BEGIN Information provided

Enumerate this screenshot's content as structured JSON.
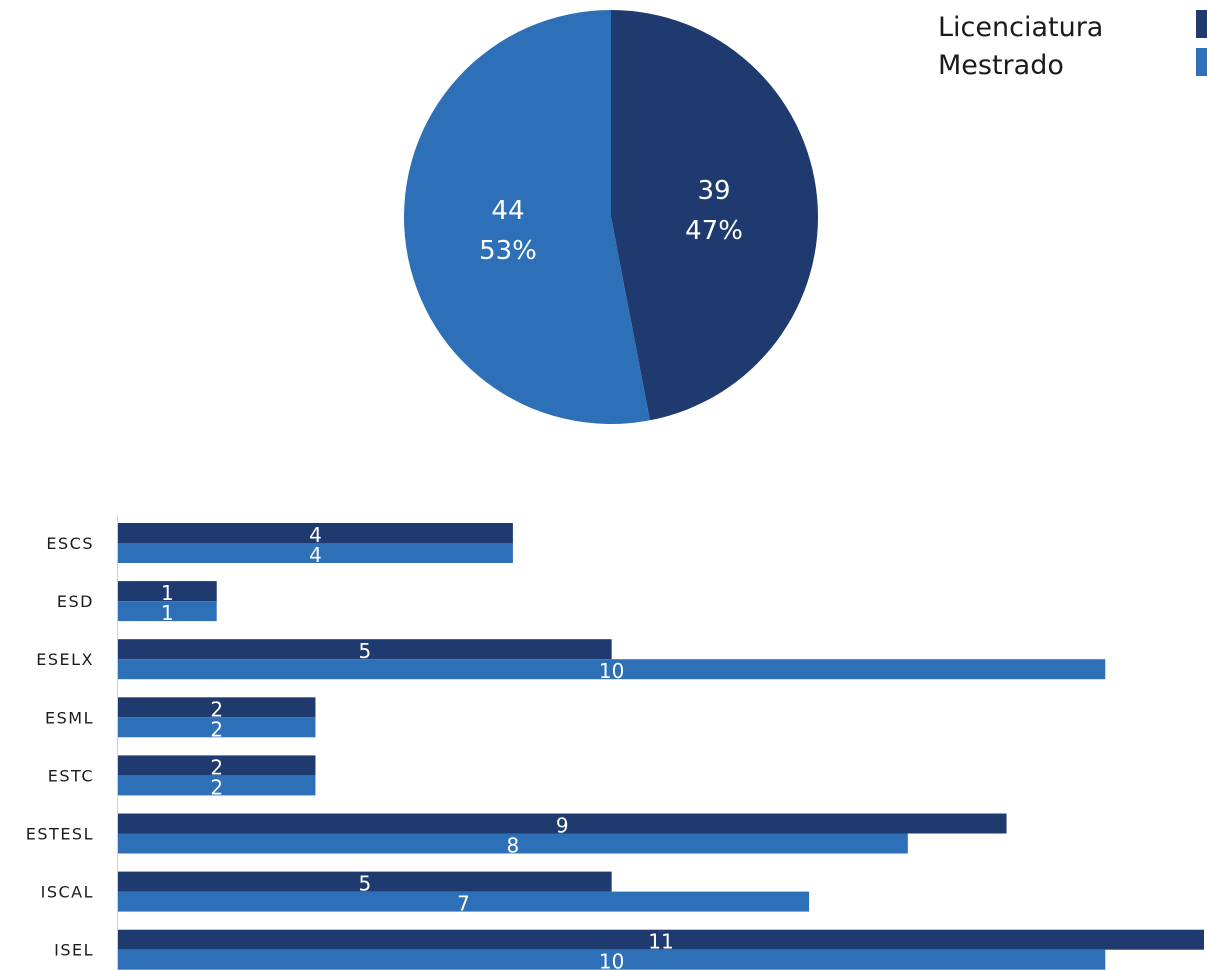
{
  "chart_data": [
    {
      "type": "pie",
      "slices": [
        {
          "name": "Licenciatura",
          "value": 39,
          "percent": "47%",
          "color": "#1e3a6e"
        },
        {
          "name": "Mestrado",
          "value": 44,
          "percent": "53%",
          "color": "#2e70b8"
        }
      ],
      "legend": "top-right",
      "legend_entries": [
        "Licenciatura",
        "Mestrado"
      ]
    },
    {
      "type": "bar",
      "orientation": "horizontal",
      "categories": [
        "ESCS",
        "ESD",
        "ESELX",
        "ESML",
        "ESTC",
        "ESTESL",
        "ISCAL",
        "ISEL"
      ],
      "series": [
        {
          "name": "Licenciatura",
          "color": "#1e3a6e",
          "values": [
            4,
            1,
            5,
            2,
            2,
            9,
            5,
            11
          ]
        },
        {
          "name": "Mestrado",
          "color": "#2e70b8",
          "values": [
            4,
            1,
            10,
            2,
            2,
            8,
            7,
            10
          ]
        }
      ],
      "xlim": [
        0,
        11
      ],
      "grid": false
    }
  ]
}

END Information provided

■ **What to do**
Copy out the records above in full, exactly as written, but not the pictures.

■ **Response to this exercise**
Enumerate this screenshot's content as structured JSON.
{
  "chart_data": [
    {
      "type": "pie",
      "slices": [
        {
          "name": "Licenciatura",
          "value": 39,
          "percent": "47%",
          "color": "#1e3a6e"
        },
        {
          "name": "Mestrado",
          "value": 44,
          "percent": "53%",
          "color": "#2e70b8"
        }
      ],
      "legend": "top-right",
      "legend_entries": [
        "Licenciatura",
        "Mestrado"
      ]
    },
    {
      "type": "bar",
      "orientation": "horizontal",
      "categories": [
        "ESCS",
        "ESD",
        "ESELX",
        "ESML",
        "ESTC",
        "ESTESL",
        "ISCAL",
        "ISEL"
      ],
      "series": [
        {
          "name": "Licenciatura",
          "color": "#1e3a6e",
          "values": [
            4,
            1,
            5,
            2,
            2,
            9,
            5,
            11
          ]
        },
        {
          "name": "Mestrado",
          "color": "#2e70b8",
          "values": [
            4,
            1,
            10,
            2,
            2,
            8,
            7,
            10
          ]
        }
      ],
      "xlim": [
        0,
        11
      ],
      "grid": false
    }
  ]
}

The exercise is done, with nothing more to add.